• Aim
Examine the records and identify each line that includes the string "ylabel". Copy those lines.
/---
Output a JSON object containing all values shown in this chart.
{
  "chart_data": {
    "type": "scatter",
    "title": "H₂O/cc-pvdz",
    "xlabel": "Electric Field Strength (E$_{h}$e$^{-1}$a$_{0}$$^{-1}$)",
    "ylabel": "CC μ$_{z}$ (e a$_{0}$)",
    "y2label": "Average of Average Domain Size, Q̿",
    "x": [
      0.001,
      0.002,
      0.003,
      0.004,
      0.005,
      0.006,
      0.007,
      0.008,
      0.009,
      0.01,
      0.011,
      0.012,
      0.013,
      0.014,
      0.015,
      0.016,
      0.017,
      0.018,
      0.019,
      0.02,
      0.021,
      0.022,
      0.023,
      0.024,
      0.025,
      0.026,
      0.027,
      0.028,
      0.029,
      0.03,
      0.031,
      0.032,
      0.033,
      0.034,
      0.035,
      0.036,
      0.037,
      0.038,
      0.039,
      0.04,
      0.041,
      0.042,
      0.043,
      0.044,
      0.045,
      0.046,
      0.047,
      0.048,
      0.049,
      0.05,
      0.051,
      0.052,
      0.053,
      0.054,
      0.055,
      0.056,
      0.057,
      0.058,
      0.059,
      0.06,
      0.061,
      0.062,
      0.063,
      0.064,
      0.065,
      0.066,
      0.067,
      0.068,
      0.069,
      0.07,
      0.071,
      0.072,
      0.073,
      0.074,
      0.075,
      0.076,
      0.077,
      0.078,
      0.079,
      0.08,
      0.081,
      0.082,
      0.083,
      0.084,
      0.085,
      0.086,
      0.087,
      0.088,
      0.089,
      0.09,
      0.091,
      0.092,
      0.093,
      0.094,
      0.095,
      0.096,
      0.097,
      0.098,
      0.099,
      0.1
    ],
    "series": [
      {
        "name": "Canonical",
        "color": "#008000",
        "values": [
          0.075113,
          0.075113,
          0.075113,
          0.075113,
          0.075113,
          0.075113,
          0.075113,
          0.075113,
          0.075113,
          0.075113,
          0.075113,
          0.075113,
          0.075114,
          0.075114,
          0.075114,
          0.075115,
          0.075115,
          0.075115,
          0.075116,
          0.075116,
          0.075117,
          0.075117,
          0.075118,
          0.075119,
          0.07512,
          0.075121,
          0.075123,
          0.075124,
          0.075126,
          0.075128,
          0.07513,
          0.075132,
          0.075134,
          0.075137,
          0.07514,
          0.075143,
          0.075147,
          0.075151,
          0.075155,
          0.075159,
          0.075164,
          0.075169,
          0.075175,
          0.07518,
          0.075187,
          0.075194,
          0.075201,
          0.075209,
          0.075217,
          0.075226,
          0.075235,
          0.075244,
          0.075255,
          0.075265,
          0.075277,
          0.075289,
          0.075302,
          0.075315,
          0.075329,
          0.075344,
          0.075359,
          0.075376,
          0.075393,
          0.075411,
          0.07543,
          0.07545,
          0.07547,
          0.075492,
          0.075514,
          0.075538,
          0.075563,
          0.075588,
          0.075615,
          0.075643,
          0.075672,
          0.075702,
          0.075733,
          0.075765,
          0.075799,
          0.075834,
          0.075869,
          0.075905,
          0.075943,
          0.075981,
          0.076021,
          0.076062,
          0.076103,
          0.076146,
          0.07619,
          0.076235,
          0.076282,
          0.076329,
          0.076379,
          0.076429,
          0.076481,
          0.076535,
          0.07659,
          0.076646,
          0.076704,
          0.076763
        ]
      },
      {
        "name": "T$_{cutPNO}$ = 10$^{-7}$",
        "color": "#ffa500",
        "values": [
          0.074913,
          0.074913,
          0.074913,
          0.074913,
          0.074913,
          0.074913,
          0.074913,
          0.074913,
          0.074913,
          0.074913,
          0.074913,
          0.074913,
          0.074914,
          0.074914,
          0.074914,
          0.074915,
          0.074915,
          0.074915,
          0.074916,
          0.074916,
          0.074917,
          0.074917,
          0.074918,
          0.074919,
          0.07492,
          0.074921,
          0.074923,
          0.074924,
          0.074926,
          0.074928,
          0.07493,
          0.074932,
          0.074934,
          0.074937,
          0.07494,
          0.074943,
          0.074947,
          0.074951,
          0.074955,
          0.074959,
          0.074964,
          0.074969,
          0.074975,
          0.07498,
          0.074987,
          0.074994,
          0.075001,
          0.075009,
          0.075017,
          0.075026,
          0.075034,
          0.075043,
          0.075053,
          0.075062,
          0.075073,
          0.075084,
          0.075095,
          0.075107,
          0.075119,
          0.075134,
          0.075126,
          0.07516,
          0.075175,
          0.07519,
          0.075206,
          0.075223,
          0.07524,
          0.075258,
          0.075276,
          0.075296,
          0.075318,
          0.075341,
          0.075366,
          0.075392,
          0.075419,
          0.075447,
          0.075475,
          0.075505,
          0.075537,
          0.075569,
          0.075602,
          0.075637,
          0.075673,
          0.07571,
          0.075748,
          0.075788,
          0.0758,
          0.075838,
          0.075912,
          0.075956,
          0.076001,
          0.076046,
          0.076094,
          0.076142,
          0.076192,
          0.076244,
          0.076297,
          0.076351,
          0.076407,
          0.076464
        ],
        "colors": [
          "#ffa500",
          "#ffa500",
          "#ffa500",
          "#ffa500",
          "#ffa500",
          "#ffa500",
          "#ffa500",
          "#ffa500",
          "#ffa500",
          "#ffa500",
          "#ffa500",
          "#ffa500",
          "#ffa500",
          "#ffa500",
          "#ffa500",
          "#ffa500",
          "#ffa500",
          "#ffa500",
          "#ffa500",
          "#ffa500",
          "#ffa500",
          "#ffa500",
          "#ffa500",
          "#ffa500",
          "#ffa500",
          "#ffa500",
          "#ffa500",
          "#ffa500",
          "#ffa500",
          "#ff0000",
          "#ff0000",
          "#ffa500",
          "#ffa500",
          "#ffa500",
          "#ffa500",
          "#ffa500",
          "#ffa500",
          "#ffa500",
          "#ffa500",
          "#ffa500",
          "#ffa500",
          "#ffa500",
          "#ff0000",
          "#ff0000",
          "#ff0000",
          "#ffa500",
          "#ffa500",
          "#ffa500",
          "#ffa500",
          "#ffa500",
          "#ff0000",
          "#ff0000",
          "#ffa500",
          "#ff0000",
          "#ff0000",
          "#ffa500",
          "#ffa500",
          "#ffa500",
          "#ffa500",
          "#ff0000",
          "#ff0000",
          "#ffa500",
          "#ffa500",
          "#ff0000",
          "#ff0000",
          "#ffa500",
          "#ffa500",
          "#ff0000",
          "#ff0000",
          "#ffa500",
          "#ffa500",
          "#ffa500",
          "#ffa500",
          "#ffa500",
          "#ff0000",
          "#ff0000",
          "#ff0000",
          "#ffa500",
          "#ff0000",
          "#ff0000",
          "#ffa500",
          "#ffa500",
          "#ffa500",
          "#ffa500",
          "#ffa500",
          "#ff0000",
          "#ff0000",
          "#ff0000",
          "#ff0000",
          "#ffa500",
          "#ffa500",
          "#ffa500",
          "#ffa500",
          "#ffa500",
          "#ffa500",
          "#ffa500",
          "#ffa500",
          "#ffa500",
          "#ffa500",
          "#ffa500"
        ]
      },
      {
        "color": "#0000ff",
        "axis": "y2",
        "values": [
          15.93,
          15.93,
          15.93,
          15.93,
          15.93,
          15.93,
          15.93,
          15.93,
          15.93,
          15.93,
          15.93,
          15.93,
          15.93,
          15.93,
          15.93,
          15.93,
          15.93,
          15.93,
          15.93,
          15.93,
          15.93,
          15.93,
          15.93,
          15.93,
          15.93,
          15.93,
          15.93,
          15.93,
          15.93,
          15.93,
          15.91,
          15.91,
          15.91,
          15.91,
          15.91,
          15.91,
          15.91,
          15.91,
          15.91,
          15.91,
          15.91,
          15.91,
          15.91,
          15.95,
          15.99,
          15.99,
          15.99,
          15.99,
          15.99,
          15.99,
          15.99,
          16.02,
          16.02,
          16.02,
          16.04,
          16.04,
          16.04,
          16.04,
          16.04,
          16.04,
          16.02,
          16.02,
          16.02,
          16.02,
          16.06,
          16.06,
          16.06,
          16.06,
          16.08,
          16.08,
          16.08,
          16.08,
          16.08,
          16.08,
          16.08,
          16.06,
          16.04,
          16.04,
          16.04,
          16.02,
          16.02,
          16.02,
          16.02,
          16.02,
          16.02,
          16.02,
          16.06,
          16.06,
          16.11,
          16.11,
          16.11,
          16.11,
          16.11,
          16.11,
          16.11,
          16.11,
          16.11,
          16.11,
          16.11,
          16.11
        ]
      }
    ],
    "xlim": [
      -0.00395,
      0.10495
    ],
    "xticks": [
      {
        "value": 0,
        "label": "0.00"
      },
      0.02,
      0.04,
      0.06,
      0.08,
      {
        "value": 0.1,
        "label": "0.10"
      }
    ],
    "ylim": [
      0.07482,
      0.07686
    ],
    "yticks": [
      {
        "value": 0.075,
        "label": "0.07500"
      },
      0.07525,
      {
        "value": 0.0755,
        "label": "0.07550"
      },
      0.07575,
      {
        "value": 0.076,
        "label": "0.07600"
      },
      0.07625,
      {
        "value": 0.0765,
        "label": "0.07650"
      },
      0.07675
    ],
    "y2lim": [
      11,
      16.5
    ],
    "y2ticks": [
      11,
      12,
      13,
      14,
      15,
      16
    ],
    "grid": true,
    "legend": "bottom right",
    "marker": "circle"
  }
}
\---
/---
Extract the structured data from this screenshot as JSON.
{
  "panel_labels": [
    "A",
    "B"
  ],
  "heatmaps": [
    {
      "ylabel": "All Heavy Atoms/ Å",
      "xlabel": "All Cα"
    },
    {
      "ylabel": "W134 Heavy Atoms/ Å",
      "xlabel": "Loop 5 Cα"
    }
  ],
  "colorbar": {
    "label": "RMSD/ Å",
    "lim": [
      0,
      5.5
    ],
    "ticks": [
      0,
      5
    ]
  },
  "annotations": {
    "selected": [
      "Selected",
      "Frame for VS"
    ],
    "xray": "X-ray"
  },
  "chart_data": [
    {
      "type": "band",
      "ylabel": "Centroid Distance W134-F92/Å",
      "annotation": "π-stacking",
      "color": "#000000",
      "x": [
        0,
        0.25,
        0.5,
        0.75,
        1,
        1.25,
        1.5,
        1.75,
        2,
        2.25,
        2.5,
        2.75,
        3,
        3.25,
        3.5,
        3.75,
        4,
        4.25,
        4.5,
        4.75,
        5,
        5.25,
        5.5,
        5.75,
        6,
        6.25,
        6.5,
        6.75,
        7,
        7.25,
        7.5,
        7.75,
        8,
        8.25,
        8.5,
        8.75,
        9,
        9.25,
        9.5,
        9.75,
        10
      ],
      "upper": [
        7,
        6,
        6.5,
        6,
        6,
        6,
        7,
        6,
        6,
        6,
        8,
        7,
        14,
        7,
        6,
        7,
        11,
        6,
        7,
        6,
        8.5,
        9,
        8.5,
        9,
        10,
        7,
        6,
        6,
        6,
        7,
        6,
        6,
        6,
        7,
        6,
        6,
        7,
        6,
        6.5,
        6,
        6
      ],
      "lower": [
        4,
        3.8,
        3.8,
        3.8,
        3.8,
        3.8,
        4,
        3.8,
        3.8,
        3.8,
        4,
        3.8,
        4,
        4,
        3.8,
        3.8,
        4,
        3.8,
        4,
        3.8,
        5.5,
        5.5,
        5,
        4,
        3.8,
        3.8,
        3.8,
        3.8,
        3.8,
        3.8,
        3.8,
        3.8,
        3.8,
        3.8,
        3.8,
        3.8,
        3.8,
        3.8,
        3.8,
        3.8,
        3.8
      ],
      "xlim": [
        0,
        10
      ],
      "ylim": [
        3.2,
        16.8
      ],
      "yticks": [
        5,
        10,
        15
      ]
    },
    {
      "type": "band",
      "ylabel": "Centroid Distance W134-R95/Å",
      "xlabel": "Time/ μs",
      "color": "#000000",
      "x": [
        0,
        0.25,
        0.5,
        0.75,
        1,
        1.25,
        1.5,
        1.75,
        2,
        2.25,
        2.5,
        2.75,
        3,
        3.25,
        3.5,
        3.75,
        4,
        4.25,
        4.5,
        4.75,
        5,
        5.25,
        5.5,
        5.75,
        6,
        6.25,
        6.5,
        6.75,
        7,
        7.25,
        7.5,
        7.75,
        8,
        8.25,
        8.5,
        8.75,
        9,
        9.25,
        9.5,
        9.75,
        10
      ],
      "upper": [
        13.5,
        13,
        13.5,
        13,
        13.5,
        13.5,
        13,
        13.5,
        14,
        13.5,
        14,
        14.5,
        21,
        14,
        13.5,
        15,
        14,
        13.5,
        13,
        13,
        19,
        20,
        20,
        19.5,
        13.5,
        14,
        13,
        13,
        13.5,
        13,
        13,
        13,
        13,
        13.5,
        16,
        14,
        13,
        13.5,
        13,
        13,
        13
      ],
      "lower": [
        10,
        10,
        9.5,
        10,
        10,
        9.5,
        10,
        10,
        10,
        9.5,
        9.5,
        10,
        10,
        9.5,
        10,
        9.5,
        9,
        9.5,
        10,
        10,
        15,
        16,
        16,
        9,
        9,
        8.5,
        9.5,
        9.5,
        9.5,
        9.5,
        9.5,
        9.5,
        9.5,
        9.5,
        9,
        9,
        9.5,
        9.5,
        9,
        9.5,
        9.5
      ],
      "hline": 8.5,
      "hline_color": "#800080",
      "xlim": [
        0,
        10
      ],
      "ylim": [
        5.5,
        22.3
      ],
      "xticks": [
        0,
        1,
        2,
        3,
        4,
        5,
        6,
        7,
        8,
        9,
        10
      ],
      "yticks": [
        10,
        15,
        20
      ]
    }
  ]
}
\---
• Solution
    "ylabel": "CC μ$_{z}$ (e a$_{0}$)",
      "ylabel": "All Heavy Atoms/ Å",
      "ylabel": "W134 Heavy Atoms/ Å",
      "ylabel": "Centroid Distance W134-F92/Å",
      "ylabel": "Centroid Distance W134-R95/Å",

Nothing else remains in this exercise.